REQUEST ▸ Type out the data exactly as given. Skip any image.

Rows from a figure dataset ▸
►

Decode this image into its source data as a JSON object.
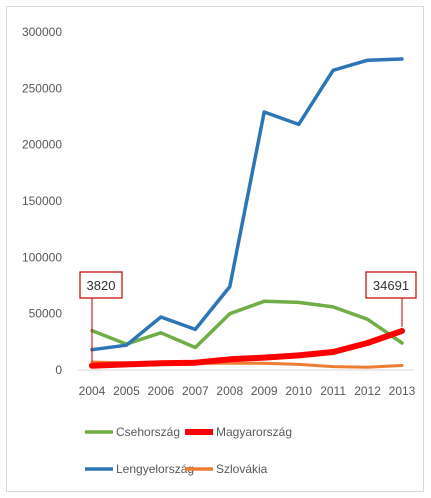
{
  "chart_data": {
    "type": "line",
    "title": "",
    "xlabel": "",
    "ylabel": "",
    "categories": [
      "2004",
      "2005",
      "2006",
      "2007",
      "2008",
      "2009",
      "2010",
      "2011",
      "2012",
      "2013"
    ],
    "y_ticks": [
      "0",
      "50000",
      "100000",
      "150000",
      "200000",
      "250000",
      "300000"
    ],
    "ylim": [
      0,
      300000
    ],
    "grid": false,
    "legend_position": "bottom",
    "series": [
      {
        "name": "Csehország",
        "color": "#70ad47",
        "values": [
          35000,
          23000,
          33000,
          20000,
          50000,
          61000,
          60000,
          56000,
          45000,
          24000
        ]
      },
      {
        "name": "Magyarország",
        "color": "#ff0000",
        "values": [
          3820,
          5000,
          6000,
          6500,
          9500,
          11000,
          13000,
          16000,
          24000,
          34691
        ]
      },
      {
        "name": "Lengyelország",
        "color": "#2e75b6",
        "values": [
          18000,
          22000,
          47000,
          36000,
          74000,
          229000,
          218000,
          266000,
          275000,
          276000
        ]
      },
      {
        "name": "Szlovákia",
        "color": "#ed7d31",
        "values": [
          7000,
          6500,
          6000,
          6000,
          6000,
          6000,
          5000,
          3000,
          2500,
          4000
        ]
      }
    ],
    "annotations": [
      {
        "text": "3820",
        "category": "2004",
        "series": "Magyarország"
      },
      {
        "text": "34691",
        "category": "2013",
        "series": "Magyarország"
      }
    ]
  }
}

◄

ANSWER TO THE EXERCISE ▸
Decode this image into its source data as a JSON object.
{
  "chart_data": {
    "type": "line",
    "title": "",
    "xlabel": "",
    "ylabel": "",
    "categories": [
      "2004",
      "2005",
      "2006",
      "2007",
      "2008",
      "2009",
      "2010",
      "2011",
      "2012",
      "2013"
    ],
    "y_ticks": [
      "0",
      "50000",
      "100000",
      "150000",
      "200000",
      "250000",
      "300000"
    ],
    "ylim": [
      0,
      300000
    ],
    "grid": false,
    "legend_position": "bottom",
    "series": [
      {
        "name": "Csehország",
        "color": "#70ad47",
        "values": [
          35000,
          23000,
          33000,
          20000,
          50000,
          61000,
          60000,
          56000,
          45000,
          24000
        ]
      },
      {
        "name": "Magyarország",
        "color": "#ff0000",
        "values": [
          3820,
          5000,
          6000,
          6500,
          9500,
          11000,
          13000,
          16000,
          24000,
          34691
        ]
      },
      {
        "name": "Lengyelország",
        "color": "#2e75b6",
        "values": [
          18000,
          22000,
          47000,
          36000,
          74000,
          229000,
          218000,
          266000,
          275000,
          276000
        ]
      },
      {
        "name": "Szlovákia",
        "color": "#ed7d31",
        "values": [
          7000,
          6500,
          6000,
          6000,
          6000,
          6000,
          5000,
          3000,
          2500,
          4000
        ]
      }
    ],
    "annotations": [
      {
        "text": "3820",
        "category": "2004",
        "series": "Magyarország"
      },
      {
        "text": "34691",
        "category": "2013",
        "series": "Magyarország"
      }
    ]
  }
}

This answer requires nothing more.